# [What is needed]
Note how many lines hold the string "data" and give that number without any other words.

_____

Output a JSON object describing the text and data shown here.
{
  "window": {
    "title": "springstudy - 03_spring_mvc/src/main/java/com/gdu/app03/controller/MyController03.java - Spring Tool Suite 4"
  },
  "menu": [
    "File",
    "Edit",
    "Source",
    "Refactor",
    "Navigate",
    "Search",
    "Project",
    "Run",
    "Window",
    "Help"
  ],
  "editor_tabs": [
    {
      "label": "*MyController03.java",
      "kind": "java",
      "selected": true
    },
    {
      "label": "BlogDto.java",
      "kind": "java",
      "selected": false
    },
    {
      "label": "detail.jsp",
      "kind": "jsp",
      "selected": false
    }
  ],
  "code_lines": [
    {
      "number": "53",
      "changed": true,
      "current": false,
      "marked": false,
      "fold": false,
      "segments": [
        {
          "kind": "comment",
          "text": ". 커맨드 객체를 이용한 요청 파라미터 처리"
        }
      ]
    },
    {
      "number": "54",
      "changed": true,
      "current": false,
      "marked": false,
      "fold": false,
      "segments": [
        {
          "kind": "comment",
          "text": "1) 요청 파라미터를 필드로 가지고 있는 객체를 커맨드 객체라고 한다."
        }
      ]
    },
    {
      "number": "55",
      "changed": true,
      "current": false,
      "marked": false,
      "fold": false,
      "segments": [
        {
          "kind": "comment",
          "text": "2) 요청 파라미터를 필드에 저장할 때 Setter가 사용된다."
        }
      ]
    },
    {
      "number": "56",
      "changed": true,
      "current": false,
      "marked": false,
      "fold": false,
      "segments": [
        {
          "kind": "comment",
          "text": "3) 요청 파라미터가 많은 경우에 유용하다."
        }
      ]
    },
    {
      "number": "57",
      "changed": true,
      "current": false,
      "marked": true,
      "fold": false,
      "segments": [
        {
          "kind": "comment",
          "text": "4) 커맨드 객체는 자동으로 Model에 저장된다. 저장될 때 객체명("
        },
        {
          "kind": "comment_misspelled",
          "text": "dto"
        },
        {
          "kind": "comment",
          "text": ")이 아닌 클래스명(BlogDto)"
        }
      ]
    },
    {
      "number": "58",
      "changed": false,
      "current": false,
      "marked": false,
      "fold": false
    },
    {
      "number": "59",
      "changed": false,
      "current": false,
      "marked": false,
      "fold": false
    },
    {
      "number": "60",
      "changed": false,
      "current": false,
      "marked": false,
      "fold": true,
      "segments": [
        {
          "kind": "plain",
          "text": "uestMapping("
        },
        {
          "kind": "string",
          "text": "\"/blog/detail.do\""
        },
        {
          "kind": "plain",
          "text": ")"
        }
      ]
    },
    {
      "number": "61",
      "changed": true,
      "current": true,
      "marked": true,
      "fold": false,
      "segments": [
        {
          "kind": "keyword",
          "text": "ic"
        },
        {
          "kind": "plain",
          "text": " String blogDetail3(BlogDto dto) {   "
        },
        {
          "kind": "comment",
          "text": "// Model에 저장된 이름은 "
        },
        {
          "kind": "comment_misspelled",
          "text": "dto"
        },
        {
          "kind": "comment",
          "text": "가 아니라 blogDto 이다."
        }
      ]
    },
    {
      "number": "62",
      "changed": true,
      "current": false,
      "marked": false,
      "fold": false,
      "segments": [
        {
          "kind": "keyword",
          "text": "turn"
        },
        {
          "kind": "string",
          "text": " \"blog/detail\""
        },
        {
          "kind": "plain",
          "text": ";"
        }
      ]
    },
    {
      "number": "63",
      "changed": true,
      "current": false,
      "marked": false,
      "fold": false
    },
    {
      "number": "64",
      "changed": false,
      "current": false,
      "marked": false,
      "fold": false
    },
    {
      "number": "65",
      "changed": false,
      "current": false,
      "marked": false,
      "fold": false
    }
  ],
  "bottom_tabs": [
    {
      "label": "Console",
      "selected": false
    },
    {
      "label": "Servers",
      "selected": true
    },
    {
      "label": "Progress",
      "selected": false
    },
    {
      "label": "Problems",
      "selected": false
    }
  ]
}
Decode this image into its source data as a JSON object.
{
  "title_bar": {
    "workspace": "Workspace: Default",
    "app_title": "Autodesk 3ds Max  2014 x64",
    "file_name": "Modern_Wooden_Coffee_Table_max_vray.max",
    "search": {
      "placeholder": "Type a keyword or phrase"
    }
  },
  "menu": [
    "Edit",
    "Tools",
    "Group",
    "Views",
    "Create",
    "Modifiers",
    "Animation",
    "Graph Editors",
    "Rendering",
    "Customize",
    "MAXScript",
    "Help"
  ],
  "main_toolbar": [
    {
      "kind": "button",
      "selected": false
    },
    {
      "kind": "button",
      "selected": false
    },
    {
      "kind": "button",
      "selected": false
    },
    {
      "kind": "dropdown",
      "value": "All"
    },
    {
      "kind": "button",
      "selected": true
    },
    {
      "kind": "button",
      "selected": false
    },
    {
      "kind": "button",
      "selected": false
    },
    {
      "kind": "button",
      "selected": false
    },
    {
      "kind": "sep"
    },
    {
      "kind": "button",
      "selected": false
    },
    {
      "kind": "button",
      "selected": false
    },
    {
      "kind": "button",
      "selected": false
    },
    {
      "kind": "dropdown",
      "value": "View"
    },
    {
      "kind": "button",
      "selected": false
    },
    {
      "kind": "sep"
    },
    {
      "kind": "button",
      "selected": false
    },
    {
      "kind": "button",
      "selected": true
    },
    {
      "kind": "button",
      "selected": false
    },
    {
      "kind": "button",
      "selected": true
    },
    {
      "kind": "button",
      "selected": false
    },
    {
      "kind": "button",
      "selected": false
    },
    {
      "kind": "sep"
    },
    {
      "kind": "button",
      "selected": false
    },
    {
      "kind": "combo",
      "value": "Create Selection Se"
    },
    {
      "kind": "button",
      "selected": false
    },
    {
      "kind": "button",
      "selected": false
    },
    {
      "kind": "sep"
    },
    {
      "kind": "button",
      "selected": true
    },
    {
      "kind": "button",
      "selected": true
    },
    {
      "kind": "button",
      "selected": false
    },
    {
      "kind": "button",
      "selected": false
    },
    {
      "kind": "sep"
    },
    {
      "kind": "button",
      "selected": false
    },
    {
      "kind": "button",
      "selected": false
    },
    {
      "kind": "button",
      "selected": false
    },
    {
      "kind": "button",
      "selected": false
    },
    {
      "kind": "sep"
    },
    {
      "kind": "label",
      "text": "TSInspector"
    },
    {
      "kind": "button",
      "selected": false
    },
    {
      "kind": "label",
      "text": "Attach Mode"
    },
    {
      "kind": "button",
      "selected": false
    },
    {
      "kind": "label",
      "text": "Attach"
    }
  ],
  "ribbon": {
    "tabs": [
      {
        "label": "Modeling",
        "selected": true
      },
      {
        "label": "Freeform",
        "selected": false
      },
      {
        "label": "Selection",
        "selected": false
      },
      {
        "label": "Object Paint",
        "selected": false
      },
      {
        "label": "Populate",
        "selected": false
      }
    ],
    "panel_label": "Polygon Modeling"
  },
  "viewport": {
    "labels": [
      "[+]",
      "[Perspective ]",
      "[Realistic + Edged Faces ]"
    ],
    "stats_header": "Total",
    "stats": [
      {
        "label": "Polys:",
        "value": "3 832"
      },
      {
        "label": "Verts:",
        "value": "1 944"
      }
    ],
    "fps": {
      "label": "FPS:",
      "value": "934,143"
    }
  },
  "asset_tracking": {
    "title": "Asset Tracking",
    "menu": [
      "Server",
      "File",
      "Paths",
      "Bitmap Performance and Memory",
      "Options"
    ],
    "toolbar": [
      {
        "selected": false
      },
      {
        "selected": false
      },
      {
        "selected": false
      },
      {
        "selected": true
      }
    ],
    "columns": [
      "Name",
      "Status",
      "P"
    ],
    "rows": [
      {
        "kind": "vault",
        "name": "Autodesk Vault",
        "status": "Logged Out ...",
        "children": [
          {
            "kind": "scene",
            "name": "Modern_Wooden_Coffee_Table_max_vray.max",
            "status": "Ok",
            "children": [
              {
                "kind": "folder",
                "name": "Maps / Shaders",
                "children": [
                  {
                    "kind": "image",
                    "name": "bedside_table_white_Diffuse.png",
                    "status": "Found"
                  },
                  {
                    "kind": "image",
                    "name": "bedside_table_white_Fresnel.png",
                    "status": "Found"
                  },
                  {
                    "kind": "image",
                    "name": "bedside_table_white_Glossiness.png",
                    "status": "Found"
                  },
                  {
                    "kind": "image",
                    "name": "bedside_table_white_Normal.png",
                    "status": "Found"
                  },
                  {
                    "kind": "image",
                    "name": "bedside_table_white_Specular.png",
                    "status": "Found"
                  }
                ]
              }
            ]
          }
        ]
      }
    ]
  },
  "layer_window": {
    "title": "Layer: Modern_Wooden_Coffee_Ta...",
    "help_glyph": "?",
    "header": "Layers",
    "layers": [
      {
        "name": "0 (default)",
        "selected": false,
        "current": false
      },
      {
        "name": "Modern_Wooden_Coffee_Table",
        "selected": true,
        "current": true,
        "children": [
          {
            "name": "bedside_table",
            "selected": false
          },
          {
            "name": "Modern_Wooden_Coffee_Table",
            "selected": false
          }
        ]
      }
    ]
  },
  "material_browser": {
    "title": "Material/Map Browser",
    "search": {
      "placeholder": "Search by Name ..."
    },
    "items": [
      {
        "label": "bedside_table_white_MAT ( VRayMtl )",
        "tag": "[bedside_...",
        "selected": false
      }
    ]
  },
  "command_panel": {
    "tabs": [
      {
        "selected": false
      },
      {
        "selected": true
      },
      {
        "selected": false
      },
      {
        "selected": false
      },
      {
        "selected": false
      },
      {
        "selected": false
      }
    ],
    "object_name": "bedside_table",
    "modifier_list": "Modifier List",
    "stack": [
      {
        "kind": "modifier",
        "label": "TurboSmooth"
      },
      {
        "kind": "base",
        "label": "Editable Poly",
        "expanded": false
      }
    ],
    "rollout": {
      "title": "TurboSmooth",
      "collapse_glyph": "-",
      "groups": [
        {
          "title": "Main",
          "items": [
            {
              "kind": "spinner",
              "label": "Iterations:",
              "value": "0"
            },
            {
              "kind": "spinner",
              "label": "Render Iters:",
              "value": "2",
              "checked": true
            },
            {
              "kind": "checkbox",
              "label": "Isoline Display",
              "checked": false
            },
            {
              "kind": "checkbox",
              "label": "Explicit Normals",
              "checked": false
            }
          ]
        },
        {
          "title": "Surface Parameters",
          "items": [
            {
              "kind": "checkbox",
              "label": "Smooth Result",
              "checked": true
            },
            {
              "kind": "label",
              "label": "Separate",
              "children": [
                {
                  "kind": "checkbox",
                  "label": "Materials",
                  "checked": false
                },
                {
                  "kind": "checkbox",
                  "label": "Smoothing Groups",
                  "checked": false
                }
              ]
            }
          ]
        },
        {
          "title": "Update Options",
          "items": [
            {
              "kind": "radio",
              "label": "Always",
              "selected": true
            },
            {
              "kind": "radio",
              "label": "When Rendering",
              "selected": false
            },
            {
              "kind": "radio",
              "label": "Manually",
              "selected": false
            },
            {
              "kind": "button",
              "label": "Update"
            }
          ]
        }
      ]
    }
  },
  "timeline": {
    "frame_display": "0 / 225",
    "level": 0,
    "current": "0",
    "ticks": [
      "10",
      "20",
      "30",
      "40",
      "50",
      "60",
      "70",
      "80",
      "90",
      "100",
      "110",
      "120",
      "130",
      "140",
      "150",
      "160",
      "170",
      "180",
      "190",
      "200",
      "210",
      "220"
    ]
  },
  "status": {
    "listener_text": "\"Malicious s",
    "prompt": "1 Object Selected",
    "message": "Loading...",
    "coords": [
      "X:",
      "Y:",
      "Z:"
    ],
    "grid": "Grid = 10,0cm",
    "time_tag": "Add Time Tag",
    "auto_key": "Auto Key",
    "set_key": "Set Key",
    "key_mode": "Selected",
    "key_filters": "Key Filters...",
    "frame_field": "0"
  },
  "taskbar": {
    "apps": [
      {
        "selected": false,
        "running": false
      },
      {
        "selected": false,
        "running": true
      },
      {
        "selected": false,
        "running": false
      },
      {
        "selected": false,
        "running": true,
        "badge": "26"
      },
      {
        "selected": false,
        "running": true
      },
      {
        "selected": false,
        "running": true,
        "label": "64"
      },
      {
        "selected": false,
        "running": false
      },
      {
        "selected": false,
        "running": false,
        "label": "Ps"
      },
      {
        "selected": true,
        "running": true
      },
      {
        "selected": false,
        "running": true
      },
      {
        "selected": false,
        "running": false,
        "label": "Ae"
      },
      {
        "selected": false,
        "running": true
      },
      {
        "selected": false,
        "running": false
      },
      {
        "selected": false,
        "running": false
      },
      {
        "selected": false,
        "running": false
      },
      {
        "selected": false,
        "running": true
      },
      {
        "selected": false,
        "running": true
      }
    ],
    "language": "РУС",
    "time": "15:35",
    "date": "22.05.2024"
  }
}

_____

# [Exercise output]
2